[Begin]

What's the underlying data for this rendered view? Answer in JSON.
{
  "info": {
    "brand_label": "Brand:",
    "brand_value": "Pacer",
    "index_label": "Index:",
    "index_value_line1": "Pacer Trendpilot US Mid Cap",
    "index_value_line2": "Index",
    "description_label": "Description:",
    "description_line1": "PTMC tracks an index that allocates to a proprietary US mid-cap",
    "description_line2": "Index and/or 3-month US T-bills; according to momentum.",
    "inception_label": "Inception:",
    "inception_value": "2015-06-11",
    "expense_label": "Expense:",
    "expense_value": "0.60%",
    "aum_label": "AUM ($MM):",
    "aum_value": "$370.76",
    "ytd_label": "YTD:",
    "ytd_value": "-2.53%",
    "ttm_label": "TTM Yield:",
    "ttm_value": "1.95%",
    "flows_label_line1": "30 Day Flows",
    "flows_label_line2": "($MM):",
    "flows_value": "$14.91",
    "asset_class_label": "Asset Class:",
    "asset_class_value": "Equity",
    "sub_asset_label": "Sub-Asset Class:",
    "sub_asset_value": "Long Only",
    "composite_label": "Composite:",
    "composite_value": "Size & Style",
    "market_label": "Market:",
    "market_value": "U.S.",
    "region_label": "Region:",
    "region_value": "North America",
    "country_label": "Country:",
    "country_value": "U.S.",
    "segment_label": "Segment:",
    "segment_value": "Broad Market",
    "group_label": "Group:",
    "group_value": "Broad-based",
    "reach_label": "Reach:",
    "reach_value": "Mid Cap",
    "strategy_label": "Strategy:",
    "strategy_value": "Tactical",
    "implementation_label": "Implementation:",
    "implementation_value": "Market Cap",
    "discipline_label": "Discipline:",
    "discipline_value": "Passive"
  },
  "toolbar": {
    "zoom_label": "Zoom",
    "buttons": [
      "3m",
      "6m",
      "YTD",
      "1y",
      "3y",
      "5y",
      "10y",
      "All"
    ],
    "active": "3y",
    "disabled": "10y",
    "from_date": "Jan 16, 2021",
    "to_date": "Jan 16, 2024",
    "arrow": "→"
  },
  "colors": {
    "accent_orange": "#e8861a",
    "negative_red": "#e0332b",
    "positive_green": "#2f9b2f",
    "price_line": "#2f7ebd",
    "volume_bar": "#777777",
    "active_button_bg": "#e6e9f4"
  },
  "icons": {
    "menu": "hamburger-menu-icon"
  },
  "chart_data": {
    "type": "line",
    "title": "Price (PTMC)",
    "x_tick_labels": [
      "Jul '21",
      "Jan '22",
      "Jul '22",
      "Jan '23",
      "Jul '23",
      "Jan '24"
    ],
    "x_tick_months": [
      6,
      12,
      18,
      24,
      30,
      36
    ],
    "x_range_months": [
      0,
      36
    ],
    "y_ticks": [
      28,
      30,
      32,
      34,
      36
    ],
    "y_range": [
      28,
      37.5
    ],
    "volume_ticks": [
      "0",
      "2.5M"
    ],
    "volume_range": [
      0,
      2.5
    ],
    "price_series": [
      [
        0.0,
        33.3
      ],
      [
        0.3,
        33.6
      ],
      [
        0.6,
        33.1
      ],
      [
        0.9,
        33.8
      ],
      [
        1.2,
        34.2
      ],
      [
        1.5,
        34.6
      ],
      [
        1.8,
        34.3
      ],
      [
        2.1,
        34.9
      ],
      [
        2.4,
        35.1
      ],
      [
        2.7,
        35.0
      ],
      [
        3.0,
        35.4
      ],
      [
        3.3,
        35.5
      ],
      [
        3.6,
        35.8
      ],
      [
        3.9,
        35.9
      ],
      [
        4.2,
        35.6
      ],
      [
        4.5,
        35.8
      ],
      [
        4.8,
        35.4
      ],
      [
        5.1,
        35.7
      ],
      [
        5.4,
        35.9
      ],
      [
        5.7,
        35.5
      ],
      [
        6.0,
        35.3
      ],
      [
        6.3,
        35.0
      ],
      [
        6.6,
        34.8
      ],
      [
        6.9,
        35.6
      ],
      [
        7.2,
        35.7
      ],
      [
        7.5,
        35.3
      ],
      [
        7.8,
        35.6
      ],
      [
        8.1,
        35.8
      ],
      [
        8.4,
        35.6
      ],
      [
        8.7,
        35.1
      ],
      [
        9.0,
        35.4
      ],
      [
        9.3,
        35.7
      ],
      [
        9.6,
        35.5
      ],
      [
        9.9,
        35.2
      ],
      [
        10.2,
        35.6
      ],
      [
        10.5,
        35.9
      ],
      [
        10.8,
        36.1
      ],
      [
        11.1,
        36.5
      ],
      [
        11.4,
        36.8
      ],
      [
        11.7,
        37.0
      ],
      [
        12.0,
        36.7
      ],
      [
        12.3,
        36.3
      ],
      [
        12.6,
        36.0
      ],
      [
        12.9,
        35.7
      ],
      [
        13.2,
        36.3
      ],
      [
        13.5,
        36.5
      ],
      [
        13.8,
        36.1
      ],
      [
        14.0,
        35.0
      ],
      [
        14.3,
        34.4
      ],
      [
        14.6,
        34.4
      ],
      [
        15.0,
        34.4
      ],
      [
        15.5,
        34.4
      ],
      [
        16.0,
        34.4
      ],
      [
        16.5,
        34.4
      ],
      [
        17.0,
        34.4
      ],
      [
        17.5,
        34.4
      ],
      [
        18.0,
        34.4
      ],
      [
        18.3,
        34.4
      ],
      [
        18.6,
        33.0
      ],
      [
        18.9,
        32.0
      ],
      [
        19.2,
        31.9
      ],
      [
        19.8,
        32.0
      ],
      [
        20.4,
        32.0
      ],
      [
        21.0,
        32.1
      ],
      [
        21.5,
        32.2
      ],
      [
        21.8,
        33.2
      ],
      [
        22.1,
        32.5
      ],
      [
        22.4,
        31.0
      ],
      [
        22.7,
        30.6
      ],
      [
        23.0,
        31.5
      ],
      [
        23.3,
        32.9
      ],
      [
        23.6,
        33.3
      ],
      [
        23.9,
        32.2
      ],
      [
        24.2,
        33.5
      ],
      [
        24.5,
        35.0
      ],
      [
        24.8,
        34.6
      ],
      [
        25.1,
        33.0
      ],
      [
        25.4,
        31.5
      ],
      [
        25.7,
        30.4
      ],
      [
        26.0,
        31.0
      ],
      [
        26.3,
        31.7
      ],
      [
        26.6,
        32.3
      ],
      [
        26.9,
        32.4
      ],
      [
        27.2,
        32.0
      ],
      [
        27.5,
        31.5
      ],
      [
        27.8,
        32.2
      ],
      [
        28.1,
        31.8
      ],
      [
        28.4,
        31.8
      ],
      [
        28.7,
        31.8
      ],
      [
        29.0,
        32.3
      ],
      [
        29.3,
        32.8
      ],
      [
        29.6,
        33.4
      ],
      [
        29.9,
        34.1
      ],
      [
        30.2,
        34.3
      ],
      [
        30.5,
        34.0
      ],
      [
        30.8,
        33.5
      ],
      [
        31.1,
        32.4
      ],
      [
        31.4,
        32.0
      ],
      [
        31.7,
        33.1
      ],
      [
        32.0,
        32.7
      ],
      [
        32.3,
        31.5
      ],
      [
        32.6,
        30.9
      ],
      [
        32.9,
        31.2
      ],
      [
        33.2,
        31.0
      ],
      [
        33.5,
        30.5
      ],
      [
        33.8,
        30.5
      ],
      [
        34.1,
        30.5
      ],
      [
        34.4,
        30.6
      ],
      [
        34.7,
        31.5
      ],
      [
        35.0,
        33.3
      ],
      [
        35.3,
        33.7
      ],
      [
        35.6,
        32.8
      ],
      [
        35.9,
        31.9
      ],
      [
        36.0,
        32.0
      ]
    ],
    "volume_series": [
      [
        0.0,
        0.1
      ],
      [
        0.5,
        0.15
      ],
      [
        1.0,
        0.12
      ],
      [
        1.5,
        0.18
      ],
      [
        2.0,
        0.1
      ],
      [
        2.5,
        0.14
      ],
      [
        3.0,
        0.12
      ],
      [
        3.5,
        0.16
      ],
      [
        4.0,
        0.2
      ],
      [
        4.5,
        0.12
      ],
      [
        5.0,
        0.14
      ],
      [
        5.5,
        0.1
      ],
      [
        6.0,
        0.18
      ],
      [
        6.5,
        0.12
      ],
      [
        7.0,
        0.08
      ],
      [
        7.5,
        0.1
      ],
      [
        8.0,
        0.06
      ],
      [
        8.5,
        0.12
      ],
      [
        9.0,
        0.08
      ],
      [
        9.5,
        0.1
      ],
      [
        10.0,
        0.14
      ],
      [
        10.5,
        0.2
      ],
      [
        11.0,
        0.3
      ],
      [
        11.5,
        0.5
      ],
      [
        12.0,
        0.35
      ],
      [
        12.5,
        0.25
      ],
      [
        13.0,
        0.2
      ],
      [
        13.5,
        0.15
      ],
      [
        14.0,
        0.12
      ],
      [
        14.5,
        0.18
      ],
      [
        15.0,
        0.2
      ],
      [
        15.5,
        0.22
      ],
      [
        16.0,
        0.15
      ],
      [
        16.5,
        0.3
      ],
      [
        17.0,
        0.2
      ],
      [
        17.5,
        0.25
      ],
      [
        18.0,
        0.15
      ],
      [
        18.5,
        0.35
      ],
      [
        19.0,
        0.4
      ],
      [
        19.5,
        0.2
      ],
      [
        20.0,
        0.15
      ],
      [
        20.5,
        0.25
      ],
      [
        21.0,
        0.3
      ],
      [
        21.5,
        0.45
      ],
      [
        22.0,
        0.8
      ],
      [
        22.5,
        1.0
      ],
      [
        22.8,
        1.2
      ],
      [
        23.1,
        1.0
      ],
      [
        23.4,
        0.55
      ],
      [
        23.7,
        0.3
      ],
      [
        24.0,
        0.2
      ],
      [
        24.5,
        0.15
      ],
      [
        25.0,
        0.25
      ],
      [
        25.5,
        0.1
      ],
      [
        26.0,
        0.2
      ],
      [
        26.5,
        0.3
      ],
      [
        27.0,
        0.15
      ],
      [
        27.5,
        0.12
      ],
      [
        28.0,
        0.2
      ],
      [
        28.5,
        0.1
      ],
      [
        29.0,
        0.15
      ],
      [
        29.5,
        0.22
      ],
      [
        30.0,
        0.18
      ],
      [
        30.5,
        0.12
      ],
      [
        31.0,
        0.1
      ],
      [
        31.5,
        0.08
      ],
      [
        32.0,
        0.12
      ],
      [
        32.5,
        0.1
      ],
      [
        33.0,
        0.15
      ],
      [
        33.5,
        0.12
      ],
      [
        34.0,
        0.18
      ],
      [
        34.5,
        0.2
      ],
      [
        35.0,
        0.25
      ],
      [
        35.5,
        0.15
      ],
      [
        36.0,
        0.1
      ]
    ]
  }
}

[End]

CHALLENGE:
Find the lines containing "Broad" and pull them out.

WORKED SOLUTION:
    "segment_value": "Broad Market",
    "group_value": "Broad-based",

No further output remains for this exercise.